§ **DIRECTIONS FOR THIS TASK**
Leave out the pictures and copy everything else in the entries exactly.

§ **INPUT**
>> BEGIN

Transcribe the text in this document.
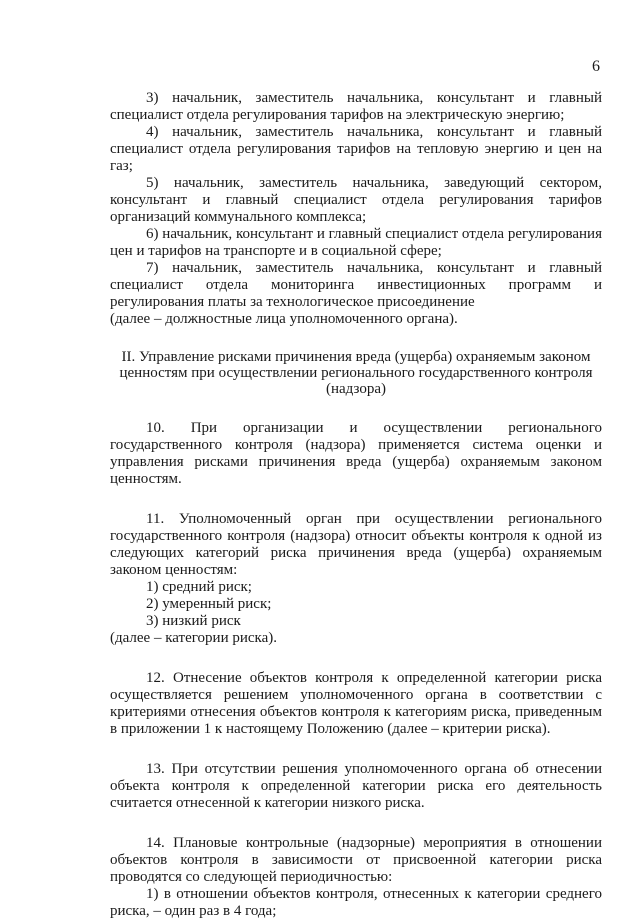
6

3) начальник, заместитель начальника, консультант и главный специалист отдела регулирования тарифов на электрическую энергию;

4) начальник, заместитель начальника, консультант и главный специалист отдела регулирования тарифов на тепловую энергию и цен на газ;

5) начальник, заместитель начальника, заведующий сектором, консультант и главный специалист отдела регулирования тарифов организаций коммунального комплекса;

6) начальник, консультант и главный специалист отдела регулирования цен и тарифов на транспорте и в социальной сфере;

7) начальник, заместитель начальника, консультант и главный специалист отдела мониторинга инвестиционных программ и регулирования платы за технологическое присоединение

(далее – должностные лица уполномоченного органа).

II. Управление рисками причинения вреда (ущерба) охраняемым законом ценностям при осуществлении регионального государственного контроля (надзора)

10. При организации и осуществлении регионального государственного контроля (надзора) применяется система оценки и управления рисками причинения вреда (ущерба) охраняемым законом ценностям.

11. Уполномоченный орган при осуществлении регионального государственного контроля (надзора) относит объекты контроля к одной из следующих категорий риска причинения вреда (ущерба) охраняемым законом ценностям:

1) средний риск;

2) умеренный риск;

3) низкий риск

(далее – категории риска).

12. Отнесение объектов контроля к определенной категории риска осуществляется решением уполномоченного органа в соответствии с критериями отнесения объектов контроля к категориям риска, приведенным в приложении 1 к настоящему Положению (далее – критерии риска).

13. При отсутствии решения уполномоченного органа об отнесении объекта контроля к определенной категории риска его деятельность считается отнесенной к категории низкого риска.

14. Плановые контрольные (надзорные) мероприятия в отношении объектов контроля в зависимости от присвоенной категории риска проводятся со следующей периодичностью:

1) в отношении объектов контроля, отнесенных к категории среднего риска, – один раз в 4 года;
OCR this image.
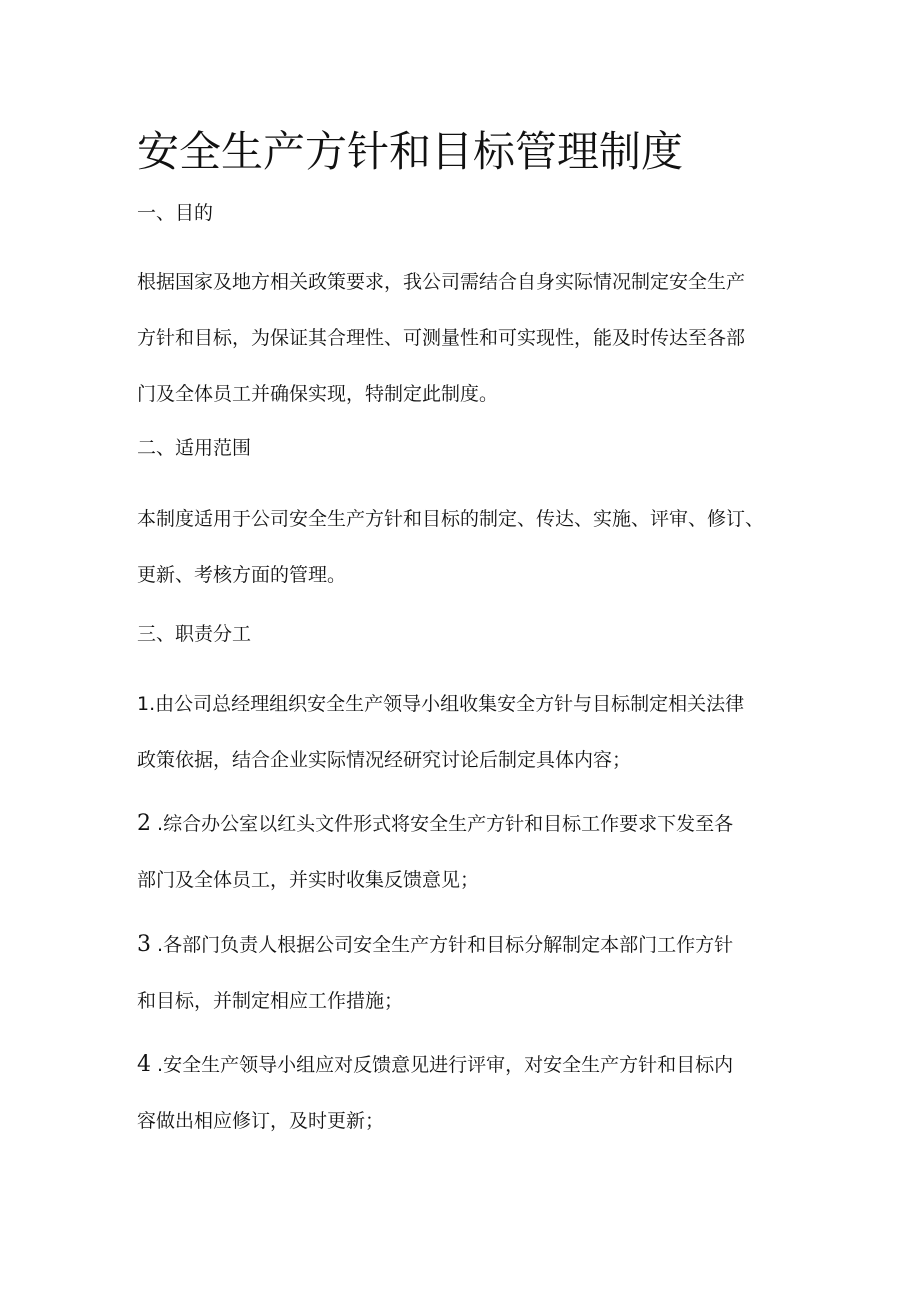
安全生产方针和目标管理制度
一、目的
根据国家及地方相关政策要求，我公司需结合自身实际情况制定安全生产
方针和目标，为保证其合理性、可测量性和可实现性，能及时传达至各部
门及全体员工并确保实现，特制定此制度。
二、适用范围
本制度适用于公司安全生产方针和目标的制定、传达、实施、评审、修订、
更新、考核方面的管理。
三、职责分工
1.由公司总经理组织安全生产领导小组收集安全方针与目标制定相关法律
政策依据，结合企业实际情况经研究讨论后制定具体内容；
2 .综合办公室以红头文件形式将安全生产方针和目标工作要求下发至各
部门及全体员工，并实时收集反馈意见；
3 .各部门负责人根据公司安全生产方针和目标分解制定本部门工作方针
和目标，并制定相应工作措施；
4 .安全生产领导小组应对反馈意见进行评审，对安全生产方针和目标内
容做出相应修订，及时更新；
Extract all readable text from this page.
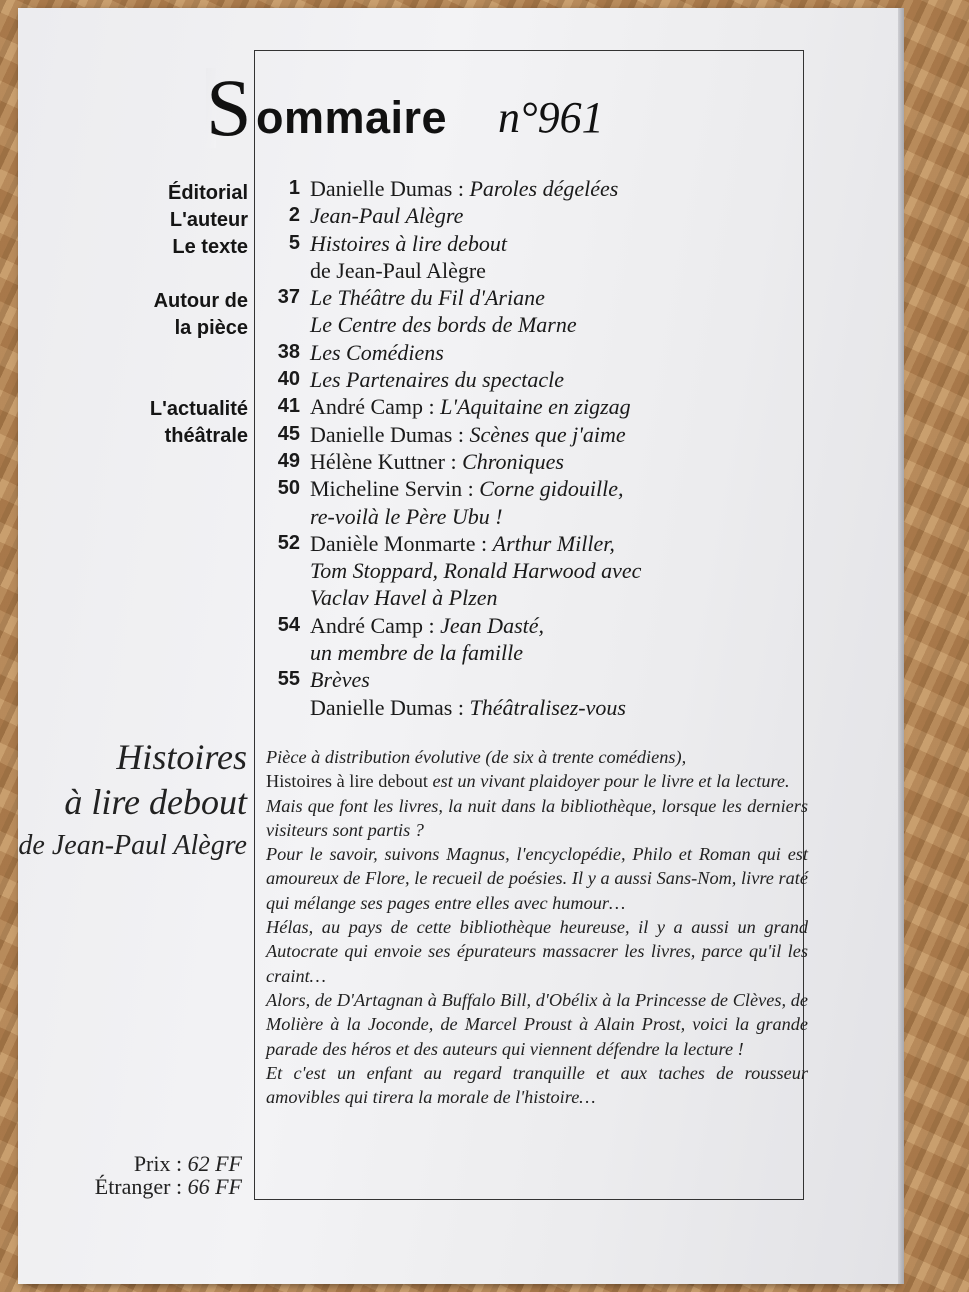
S ommaire n°961
Éditorial
L'auteur
Le texte
Autour de
la pièce
L'actualité
théâtrale
1 Danielle Dumas : Paroles dégelées
2 Jean-Paul Alègre
5 Histoires à lire debout
de Jean-Paul Alègre
37 Le Théâtre du Fil d'Ariane
Le Centre des bords de Marne
38 Les Comédiens
40 Les Partenaires du spectacle
41 André Camp : L'Aquitaine en zigzag
45 Danielle Dumas : Scènes que j'aime
49 Hélène Kuttner : Chroniques
50 Micheline Servin : Corne gidouille,
re-voilà le Père Ubu !
52 Danièle Monmarte : Arthur Miller,
Tom Stoppard, Ronald Harwood avec
Vaclav Havel à Plzen
54 André Camp : Jean Dasté,
un membre de la famille
55 Brèves
Danielle Dumas : Théâtralisez-vous
Histoires
à lire debout
de Jean-Paul Alègre

Pièce à distribution évolutive (de six à trente comédiens),

Histoires à lire debout est un vivant plaidoyer pour le livre et la lecture.

Mais que font les livres, la nuit dans la bibliothèque, lorsque les derniers visiteurs sont partis ?

Pour le savoir, suivons Magnus, l'encyclopédie, Philo et Roman qui est amoureux de Flore, le recueil de poésies. Il y a aussi Sans-Nom, livre raté qui mélange ses pages entre elles avec humour…

Hélas, au pays de cette bibliothèque heureuse, il y a aussi un grand Autocrate qui envoie ses épurateurs massacrer les livres, parce qu'il les craint…

Alors, de D'Artagnan à Buffalo Bill, d'Obélix à la Princesse de Clèves, de Molière à la Joconde, de Marcel Proust à Alain Prost, voici la grande parade des héros et des auteurs qui viennent défendre la lecture !

Et c'est un enfant au regard tranquille et aux taches de rousseur amovibles qui tirera la morale de l'histoire…

Prix : 62 FF
Étranger : 66 FF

>> END

§ **EXPECTED ANSWER**
Transcribe the text in this document.
6

3) начальник, заместитель начальника, консультант и главный специалист отдела регулирования тарифов на электрическую энергию;

4) начальник, заместитель начальника, консультант и главный специалист отдела регулирования тарифов на тепловую энергию и цен на газ;

5) начальник, заместитель начальника, заведующий сектором, консультант и главный специалист отдела регулирования тарифов организаций коммунального комплекса;

6) начальник, консультант и главный специалист отдела регулирования цен и тарифов на транспорте и в социальной сфере;

7) начальник, заместитель начальника, консультант и главный специалист отдела мониторинга инвестиционных программ и регулирования платы за технологическое присоединение

(далее – должностные лица уполномоченного органа).

II. Управление рисками причинения вреда (ущерба) охраняемым законом ценностям при осуществлении регионального государственного контроля (надзора)

10. При организации и осуществлении регионального государственного контроля (надзора) применяется система оценки и управления рисками причинения вреда (ущерба) охраняемым законом ценностям.

11. Уполномоченный орган при осуществлении регионального государственного контроля (надзора) относит объекты контроля к одной из следующих категорий риска причинения вреда (ущерба) охраняемым законом ценностям:

1) средний риск;

2) умеренный риск;

3) низкий риск

(далее – категории риска).

12. Отнесение объектов контроля к определенной категории риска осуществляется решением уполномоченного органа в соответствии с критериями отнесения объектов контроля к категориям риска, приведенным в приложении 1 к настоящему Положению (далее – критерии риска).

13. При отсутствии решения уполномоченного органа об отнесении объекта контроля к определенной категории риска его деятельность считается отнесенной к категории низкого риска.

14. Плановые контрольные (надзорные) мероприятия в отношении объектов контроля в зависимости от присвоенной категории риска проводятся со следующей периодичностью:

1) в отношении объектов контроля, отнесенных к категории среднего риска, – один раз в 4 года;
OCR this image.
安全生产方针和目标管理制度
一、目的
根据国家及地方相关政策要求，我公司需结合自身实际情况制定安全生产
方针和目标，为保证其合理性、可测量性和可实现性，能及时传达至各部
门及全体员工并确保实现，特制定此制度。
二、适用范围
本制度适用于公司安全生产方针和目标的制定、传达、实施、评审、修订、
更新、考核方面的管理。
三、职责分工
1.由公司总经理组织安全生产领导小组收集安全方针与目标制定相关法律
政策依据，结合企业实际情况经研究讨论后制定具体内容；
2 .综合办公室以红头文件形式将安全生产方针和目标工作要求下发至各
部门及全体员工，并实时收集反馈意见；
3 .各部门负责人根据公司安全生产方针和目标分解制定本部门工作方针
和目标，并制定相应工作措施；
4 .安全生产领导小组应对反馈意见进行评审，对安全生产方针和目标内
容做出相应修订，及时更新；
Extract all readable text from this page.
S ommaire n°961
Éditorial
L'auteur
Le texte
Autour de
la pièce
L'actualité
théâtrale
1 Danielle Dumas : Paroles dégelées
2 Jean-Paul Alègre
5 Histoires à lire debout
de Jean-Paul Alègre
37 Le Théâtre du Fil d'Ariane
Le Centre des bords de Marne
38 Les Comédiens
40 Les Partenaires du spectacle
41 André Camp : L'Aquitaine en zigzag
45 Danielle Dumas : Scènes que j'aime
49 Hélène Kuttner : Chroniques
50 Micheline Servin : Corne gidouille,
re-voilà le Père Ubu !
52 Danièle Monmarte : Arthur Miller,
Tom Stoppard, Ronald Harwood avec
Vaclav Havel à Plzen
54 André Camp : Jean Dasté,
un membre de la famille
55 Brèves
Danielle Dumas : Théâtralisez-vous
Histoires
à lire debout
de Jean-Paul Alègre

Pièce à distribution évolutive (de six à trente comédiens),

Histoires à lire debout est un vivant plaidoyer pour le livre et la lecture.

Mais que font les livres, la nuit dans la bibliothèque, lorsque les derniers visiteurs sont partis ?

Pour le savoir, suivons Magnus, l'encyclopédie, Philo et Roman qui est amoureux de Flore, le recueil de poésies. Il y a aussi Sans-Nom, livre raté qui mélange ses pages entre elles avec humour…

Hélas, au pays de cette bibliothèque heureuse, il y a aussi un grand Autocrate qui envoie ses épurateurs massacrer les livres, parce qu'il les craint…

Alors, de D'Artagnan à Buffalo Bill, d'Obélix à la Princesse de Clèves, de Molière à la Joconde, de Marcel Proust à Alain Prost, voici la grande parade des héros et des auteurs qui viennent défendre la lecture !

Et c'est un enfant au regard tranquille et aux taches de rousseur amovibles qui tirera la morale de l'histoire…

Prix : 62 FF
Étranger : 66 FF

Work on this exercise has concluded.